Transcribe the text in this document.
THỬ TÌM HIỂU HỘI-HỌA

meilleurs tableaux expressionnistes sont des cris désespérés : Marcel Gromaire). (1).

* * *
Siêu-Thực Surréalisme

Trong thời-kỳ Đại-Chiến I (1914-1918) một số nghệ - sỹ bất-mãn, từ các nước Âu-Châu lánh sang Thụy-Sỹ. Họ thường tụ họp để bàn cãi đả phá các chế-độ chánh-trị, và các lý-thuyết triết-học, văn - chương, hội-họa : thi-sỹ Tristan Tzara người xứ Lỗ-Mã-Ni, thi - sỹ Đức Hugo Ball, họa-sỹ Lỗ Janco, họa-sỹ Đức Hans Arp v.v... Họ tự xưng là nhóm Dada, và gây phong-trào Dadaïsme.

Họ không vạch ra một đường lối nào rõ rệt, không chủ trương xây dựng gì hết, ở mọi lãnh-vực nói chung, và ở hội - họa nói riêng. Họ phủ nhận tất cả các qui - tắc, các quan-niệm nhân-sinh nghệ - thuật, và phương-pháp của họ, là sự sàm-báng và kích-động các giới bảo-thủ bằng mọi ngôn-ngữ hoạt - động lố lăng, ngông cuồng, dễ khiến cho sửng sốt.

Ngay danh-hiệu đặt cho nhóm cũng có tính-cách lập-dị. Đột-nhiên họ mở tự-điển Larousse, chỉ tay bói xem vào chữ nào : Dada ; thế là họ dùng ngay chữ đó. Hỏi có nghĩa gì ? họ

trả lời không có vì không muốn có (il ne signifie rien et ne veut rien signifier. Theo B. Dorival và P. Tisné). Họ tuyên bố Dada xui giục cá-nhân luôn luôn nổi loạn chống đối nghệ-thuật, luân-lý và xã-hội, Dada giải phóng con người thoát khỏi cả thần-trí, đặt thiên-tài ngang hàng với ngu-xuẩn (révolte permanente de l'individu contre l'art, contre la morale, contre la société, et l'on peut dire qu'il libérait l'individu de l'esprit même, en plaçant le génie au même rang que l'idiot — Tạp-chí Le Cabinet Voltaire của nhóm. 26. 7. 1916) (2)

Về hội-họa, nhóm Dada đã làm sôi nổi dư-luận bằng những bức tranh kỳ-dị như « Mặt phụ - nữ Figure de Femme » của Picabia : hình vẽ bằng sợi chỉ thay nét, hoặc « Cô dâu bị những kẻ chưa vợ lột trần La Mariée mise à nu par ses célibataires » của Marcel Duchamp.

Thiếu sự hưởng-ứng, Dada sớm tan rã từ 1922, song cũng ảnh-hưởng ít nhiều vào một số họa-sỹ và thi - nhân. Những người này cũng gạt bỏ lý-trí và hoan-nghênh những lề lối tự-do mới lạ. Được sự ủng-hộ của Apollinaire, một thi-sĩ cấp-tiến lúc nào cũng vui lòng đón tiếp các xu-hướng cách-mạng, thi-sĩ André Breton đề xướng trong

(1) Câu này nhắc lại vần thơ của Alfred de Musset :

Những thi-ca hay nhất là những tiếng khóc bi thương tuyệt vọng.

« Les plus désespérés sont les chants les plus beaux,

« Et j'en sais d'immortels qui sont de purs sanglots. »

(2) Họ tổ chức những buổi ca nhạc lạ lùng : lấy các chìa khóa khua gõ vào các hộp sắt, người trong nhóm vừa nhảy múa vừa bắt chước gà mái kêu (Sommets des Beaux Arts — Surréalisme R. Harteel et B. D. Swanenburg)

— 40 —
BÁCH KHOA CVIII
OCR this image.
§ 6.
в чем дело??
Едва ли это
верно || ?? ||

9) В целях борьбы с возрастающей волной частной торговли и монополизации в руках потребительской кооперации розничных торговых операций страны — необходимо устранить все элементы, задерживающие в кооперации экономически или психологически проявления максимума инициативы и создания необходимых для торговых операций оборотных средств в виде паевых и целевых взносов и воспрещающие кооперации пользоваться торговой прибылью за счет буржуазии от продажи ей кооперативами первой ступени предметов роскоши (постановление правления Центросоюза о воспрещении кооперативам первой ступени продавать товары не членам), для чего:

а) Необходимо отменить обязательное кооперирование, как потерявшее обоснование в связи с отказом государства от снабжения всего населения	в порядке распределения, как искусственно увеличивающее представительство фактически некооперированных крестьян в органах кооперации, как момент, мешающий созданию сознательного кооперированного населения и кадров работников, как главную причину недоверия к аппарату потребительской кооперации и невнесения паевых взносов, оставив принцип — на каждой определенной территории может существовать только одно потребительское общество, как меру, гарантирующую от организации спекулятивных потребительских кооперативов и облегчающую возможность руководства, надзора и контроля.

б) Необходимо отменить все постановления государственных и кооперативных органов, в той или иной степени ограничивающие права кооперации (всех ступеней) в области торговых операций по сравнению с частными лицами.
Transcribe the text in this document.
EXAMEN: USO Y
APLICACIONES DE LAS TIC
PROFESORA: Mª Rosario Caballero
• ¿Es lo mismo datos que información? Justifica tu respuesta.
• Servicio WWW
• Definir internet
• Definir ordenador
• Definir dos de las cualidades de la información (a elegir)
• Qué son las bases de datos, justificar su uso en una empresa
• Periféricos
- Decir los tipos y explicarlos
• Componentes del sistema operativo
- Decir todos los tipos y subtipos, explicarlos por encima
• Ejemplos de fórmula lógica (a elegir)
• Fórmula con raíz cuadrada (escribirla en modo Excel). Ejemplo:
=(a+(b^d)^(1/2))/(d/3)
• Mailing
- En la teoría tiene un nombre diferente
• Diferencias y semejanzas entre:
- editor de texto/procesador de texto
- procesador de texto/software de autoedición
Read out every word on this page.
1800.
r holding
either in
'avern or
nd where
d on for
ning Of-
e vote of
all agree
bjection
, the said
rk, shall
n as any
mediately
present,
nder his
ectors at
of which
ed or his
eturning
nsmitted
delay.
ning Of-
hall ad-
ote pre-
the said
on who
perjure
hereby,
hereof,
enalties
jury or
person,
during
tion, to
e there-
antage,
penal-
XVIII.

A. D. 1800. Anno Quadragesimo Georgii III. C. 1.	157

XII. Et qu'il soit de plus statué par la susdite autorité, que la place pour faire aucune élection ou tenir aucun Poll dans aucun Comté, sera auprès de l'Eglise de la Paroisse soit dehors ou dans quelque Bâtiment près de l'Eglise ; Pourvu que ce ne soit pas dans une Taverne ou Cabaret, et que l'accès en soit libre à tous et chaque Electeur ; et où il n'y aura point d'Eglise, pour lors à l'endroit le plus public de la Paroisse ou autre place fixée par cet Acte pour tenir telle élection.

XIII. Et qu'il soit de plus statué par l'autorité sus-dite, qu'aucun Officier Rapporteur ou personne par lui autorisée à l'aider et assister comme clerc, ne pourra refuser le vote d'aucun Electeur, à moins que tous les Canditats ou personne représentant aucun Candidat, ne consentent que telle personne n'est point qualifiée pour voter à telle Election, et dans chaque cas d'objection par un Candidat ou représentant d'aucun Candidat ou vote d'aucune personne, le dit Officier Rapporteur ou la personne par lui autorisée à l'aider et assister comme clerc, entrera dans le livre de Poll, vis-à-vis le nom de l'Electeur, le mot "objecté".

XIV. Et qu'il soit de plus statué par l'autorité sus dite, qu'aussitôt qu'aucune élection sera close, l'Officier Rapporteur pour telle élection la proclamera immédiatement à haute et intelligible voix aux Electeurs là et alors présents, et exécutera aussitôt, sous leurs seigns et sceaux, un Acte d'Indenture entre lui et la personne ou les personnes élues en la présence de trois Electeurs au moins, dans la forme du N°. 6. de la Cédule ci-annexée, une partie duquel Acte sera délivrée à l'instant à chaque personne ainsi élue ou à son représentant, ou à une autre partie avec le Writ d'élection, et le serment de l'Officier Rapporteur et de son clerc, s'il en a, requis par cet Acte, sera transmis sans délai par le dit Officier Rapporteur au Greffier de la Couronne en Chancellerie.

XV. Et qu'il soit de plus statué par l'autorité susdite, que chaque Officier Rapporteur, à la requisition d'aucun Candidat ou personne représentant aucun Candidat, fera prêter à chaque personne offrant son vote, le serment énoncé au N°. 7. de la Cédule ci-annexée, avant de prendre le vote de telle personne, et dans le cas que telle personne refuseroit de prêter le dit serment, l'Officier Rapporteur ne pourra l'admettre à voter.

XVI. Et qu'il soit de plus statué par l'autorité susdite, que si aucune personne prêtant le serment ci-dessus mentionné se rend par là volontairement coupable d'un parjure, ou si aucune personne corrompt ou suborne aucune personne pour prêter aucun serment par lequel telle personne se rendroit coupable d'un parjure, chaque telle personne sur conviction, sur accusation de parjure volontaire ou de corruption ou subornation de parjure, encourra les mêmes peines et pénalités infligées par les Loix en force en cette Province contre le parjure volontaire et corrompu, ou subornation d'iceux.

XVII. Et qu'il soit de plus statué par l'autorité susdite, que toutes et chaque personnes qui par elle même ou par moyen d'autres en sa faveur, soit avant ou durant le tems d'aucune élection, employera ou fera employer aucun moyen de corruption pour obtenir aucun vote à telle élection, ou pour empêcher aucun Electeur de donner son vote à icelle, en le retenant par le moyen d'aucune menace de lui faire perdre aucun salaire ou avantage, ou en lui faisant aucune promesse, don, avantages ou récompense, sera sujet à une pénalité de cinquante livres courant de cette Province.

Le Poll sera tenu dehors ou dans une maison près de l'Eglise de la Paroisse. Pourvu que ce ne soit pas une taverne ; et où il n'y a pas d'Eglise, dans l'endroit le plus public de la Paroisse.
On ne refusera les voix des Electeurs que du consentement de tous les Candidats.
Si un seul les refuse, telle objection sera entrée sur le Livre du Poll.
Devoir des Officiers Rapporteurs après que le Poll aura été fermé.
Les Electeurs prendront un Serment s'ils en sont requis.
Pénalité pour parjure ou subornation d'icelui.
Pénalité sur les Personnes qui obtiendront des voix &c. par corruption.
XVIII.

**Task directions:** Scan the data above and copy every line with "subornation" in it.

**Answer:**
XVI. Et qu'il soit de plus statué par l'autorité susdite, que si aucune personne prêtant le serment ci-dessus mentionné se rend par là volontairement coupable d'un parjure, ou si aucune personne corrompt ou suborne aucune personne pour prêter aucun serment par lequel telle personne se rendroit coupable d'un parjure, chaque telle personne sur conviction, sur accusation de parjure volontaire ou de corruption ou subornation de parjure, encourra les mêmes peines et pénalités infligées par les Loix en force en cette Province contre le parjure volontaire et corrompu, ou subornation d'iceux.
Pénalité pour parjure ou subornation d'icelui.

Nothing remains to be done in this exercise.